Stored data entries –
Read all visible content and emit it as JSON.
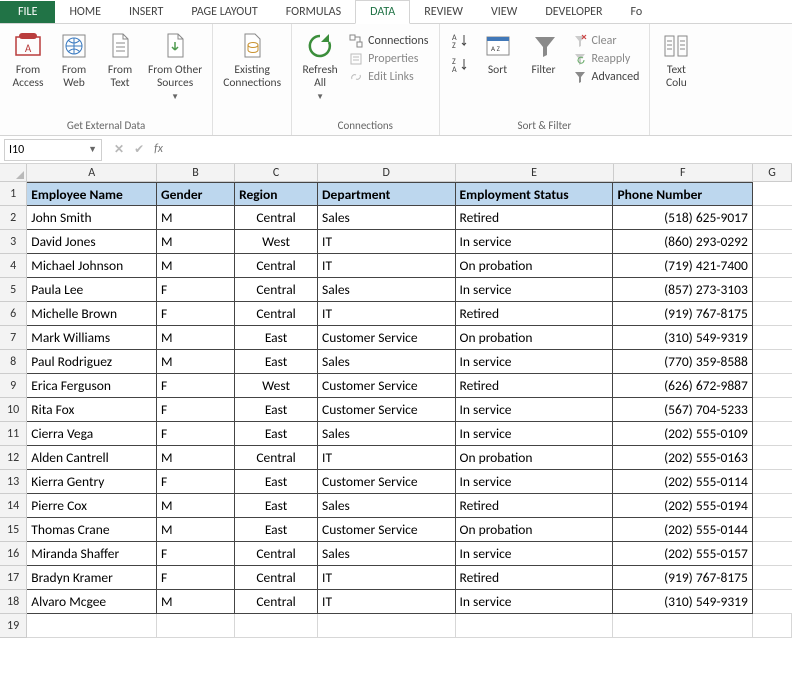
{
  "tabs": {
    "file": "FILE",
    "items": [
      "HOME",
      "INSERT",
      "PAGE LAYOUT",
      "FORMULAS",
      "DATA",
      "REVIEW",
      "VIEW",
      "DEVELOPER"
    ],
    "cut": "Fo",
    "active": "DATA"
  },
  "ribbon": {
    "get_external": {
      "label": "Get External Data",
      "from_access": "From\nAccess",
      "from_web": "From\nWeb",
      "from_text": "From\nText",
      "from_other": "From Other\nSources",
      "existing": "Existing\nConnections"
    },
    "connections": {
      "label": "Connections",
      "refresh": "Refresh\nAll",
      "connections": "Connections",
      "properties": "Properties",
      "edit_links": "Edit Links"
    },
    "sort_filter": {
      "label": "Sort & Filter",
      "sort": "Sort",
      "filter": "Filter",
      "clear": "Clear",
      "reapply": "Reapply",
      "advanced": "Advanced"
    },
    "data_tools": {
      "text_to_columns": "Text\nColu"
    }
  },
  "namebox": {
    "value": "I10"
  },
  "formula": "",
  "columns": [
    "A",
    "B",
    "C",
    "D",
    "E",
    "F",
    "G"
  ],
  "table": {
    "headers": [
      "Employee Name",
      "Gender",
      "Region",
      "Department",
      "Employment Status",
      "Phone Number"
    ],
    "rows": [
      [
        "John Smith",
        "M",
        "Central",
        "Sales",
        "Retired",
        "(518) 625-9017"
      ],
      [
        "David Jones",
        "M",
        "West",
        "IT",
        "In service",
        "(860) 293-0292"
      ],
      [
        "Michael Johnson",
        "M",
        "Central",
        "IT",
        "On probation",
        "(719) 421-7400"
      ],
      [
        "Paula Lee",
        "F",
        "Central",
        "Sales",
        "In service",
        "(857) 273-3103"
      ],
      [
        "Michelle Brown",
        "F",
        "Central",
        "IT",
        "Retired",
        "(919) 767-8175"
      ],
      [
        "Mark Williams",
        "M",
        "East",
        "Customer Service",
        "On probation",
        "(310) 549-9319"
      ],
      [
        "Paul Rodriguez",
        "M",
        "East",
        "Sales",
        "In service",
        "(770) 359-8588"
      ],
      [
        "Erica Ferguson",
        "F",
        "West",
        "Customer Service",
        "Retired",
        "(626) 672-9887"
      ],
      [
        "Rita Fox",
        "F",
        "East",
        "Customer Service",
        "In service",
        "(567) 704-5233"
      ],
      [
        "Cierra Vega",
        "F",
        "East",
        "Sales",
        "In service",
        "(202) 555-0109"
      ],
      [
        "Alden Cantrell",
        "M",
        "Central",
        "IT",
        "On probation",
        "(202) 555-0163"
      ],
      [
        "Kierra Gentry",
        "F",
        "East",
        "Customer Service",
        "In service",
        "(202) 555-0114"
      ],
      [
        "Pierre Cox",
        "M",
        "East",
        "Sales",
        "Retired",
        "(202) 555-0194"
      ],
      [
        "Thomas Crane",
        "M",
        "East",
        "Customer Service",
        "On probation",
        "(202) 555-0144"
      ],
      [
        "Miranda Shaffer",
        "F",
        "Central",
        "Sales",
        "In service",
        "(202) 555-0157"
      ],
      [
        "Bradyn Kramer",
        "F",
        "Central",
        "IT",
        "Retired",
        "(919) 767-8175"
      ],
      [
        "Alvaro Mcgee",
        "M",
        "Central",
        "IT",
        "In service",
        "(310) 549-9319"
      ]
    ]
  }
}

The problem –
Quote the entries above word for word. Leave the images out.

Response to the task –
Read all visible content and emit it as JSON.
{
  "tabs": {
    "file": "FILE",
    "items": [
      "HOME",
      "INSERT",
      "PAGE LAYOUT",
      "FORMULAS",
      "DATA",
      "REVIEW",
      "VIEW",
      "DEVELOPER"
    ],
    "cut": "Fo",
    "active": "DATA"
  },
  "ribbon": {
    "get_external": {
      "label": "Get External Data",
      "from_access": "From\nAccess",
      "from_web": "From\nWeb",
      "from_text": "From\nText",
      "from_other": "From Other\nSources",
      "existing": "Existing\nConnections"
    },
    "connections": {
      "label": "Connections",
      "refresh": "Refresh\nAll",
      "connections": "Connections",
      "properties": "Properties",
      "edit_links": "Edit Links"
    },
    "sort_filter": {
      "label": "Sort & Filter",
      "sort": "Sort",
      "filter": "Filter",
      "clear": "Clear",
      "reapply": "Reapply",
      "advanced": "Advanced"
    },
    "data_tools": {
      "text_to_columns": "Text\nColu"
    }
  },
  "namebox": {
    "value": "I10"
  },
  "formula": "",
  "columns": [
    "A",
    "B",
    "C",
    "D",
    "E",
    "F",
    "G"
  ],
  "table": {
    "headers": [
      "Employee Name",
      "Gender",
      "Region",
      "Department",
      "Employment Status",
      "Phone Number"
    ],
    "rows": [
      [
        "John Smith",
        "M",
        "Central",
        "Sales",
        "Retired",
        "(518) 625-9017"
      ],
      [
        "David Jones",
        "M",
        "West",
        "IT",
        "In service",
        "(860) 293-0292"
      ],
      [
        "Michael Johnson",
        "M",
        "Central",
        "IT",
        "On probation",
        "(719) 421-7400"
      ],
      [
        "Paula Lee",
        "F",
        "Central",
        "Sales",
        "In service",
        "(857) 273-3103"
      ],
      [
        "Michelle Brown",
        "F",
        "Central",
        "IT",
        "Retired",
        "(919) 767-8175"
      ],
      [
        "Mark Williams",
        "M",
        "East",
        "Customer Service",
        "On probation",
        "(310) 549-9319"
      ],
      [
        "Paul Rodriguez",
        "M",
        "East",
        "Sales",
        "In service",
        "(770) 359-8588"
      ],
      [
        "Erica Ferguson",
        "F",
        "West",
        "Customer Service",
        "Retired",
        "(626) 672-9887"
      ],
      [
        "Rita Fox",
        "F",
        "East",
        "Customer Service",
        "In service",
        "(567) 704-5233"
      ],
      [
        "Cierra Vega",
        "F",
        "East",
        "Sales",
        "In service",
        "(202) 555-0109"
      ],
      [
        "Alden Cantrell",
        "M",
        "Central",
        "IT",
        "On probation",
        "(202) 555-0163"
      ],
      [
        "Kierra Gentry",
        "F",
        "East",
        "Customer Service",
        "In service",
        "(202) 555-0114"
      ],
      [
        "Pierre Cox",
        "M",
        "East",
        "Sales",
        "Retired",
        "(202) 555-0194"
      ],
      [
        "Thomas Crane",
        "M",
        "East",
        "Customer Service",
        "On probation",
        "(202) 555-0144"
      ],
      [
        "Miranda Shaffer",
        "F",
        "Central",
        "Sales",
        "In service",
        "(202) 555-0157"
      ],
      [
        "Bradyn Kramer",
        "F",
        "Central",
        "IT",
        "Retired",
        "(919) 767-8175"
      ],
      [
        "Alvaro Mcgee",
        "M",
        "Central",
        "IT",
        "In service",
        "(310) 549-9319"
      ]
    ]
  }
}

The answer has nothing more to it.